■ RECORDS FOR THE EXERCISE:
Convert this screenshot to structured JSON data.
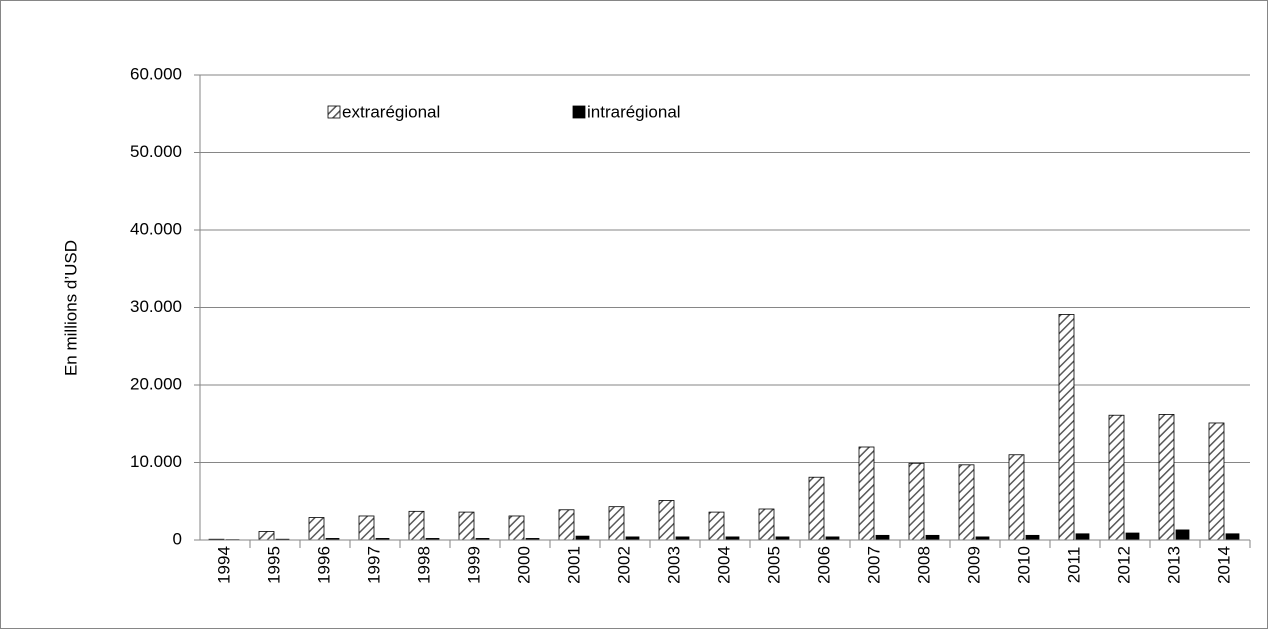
{
  "chart_data": {
    "type": "bar",
    "y_label": "En millions d’USD",
    "categories": [
      "1994",
      "1995",
      "1996",
      "1997",
      "1998",
      "1999",
      "2000",
      "2001",
      "2002",
      "2003",
      "2004",
      "2005",
      "2006",
      "2007",
      "2008",
      "2009",
      "2010",
      "2011",
      "2012",
      "2013",
      "2014"
    ],
    "series": [
      {
        "name": "extrarégional",
        "color": "#595959",
        "pattern": "hatch",
        "values": [
          100,
          1100,
          2900,
          3100,
          3700,
          3600,
          3100,
          3900,
          4300,
          5100,
          3600,
          4000,
          8100,
          12000,
          9900,
          9700,
          11000,
          29100,
          16100,
          16200,
          15100
        ]
      },
      {
        "name": "intrarégional",
        "color": "#000000",
        "pattern": "solid",
        "values": [
          50,
          100,
          200,
          200,
          200,
          200,
          200,
          500,
          400,
          400,
          400,
          400,
          400,
          600,
          600,
          400,
          600,
          800,
          900,
          1300,
          800
        ]
      }
    ],
    "ylim": [
      0,
      60000
    ],
    "yticks": [
      0,
      {
        "value": 10000,
        "label": "10.000"
      },
      {
        "value": 20000,
        "label": "20.000"
      },
      {
        "value": 30000,
        "label": "30.000"
      },
      {
        "value": 40000,
        "label": "40.000"
      },
      {
        "value": 50000,
        "label": "50.000"
      },
      {
        "value": 60000,
        "label": "60.000"
      }
    ],
    "grid": true,
    "legend": "top"
  }
}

■ TASK GOAL:
Reproduce each entry precisely, dropping only the pictures.

■ ANSWER TO THIS TASK:
Convert this screenshot to structured JSON data.
{
  "chart_data": {
    "type": "bar",
    "y_label": "En millions d’USD",
    "categories": [
      "1994",
      "1995",
      "1996",
      "1997",
      "1998",
      "1999",
      "2000",
      "2001",
      "2002",
      "2003",
      "2004",
      "2005",
      "2006",
      "2007",
      "2008",
      "2009",
      "2010",
      "2011",
      "2012",
      "2013",
      "2014"
    ],
    "series": [
      {
        "name": "extrarégional",
        "color": "#595959",
        "pattern": "hatch",
        "values": [
          100,
          1100,
          2900,
          3100,
          3700,
          3600,
          3100,
          3900,
          4300,
          5100,
          3600,
          4000,
          8100,
          12000,
          9900,
          9700,
          11000,
          29100,
          16100,
          16200,
          15100
        ]
      },
      {
        "name": "intrarégional",
        "color": "#000000",
        "pattern": "solid",
        "values": [
          50,
          100,
          200,
          200,
          200,
          200,
          200,
          500,
          400,
          400,
          400,
          400,
          400,
          600,
          600,
          400,
          600,
          800,
          900,
          1300,
          800
        ]
      }
    ],
    "ylim": [
      0,
      60000
    ],
    "yticks": [
      0,
      {
        "value": 10000,
        "label": "10.000"
      },
      {
        "value": 20000,
        "label": "20.000"
      },
      {
        "value": 30000,
        "label": "30.000"
      },
      {
        "value": 40000,
        "label": "40.000"
      },
      {
        "value": 50000,
        "label": "50.000"
      },
      {
        "value": 60000,
        "label": "60.000"
      }
    ],
    "grid": true,
    "legend": "top"
  }
}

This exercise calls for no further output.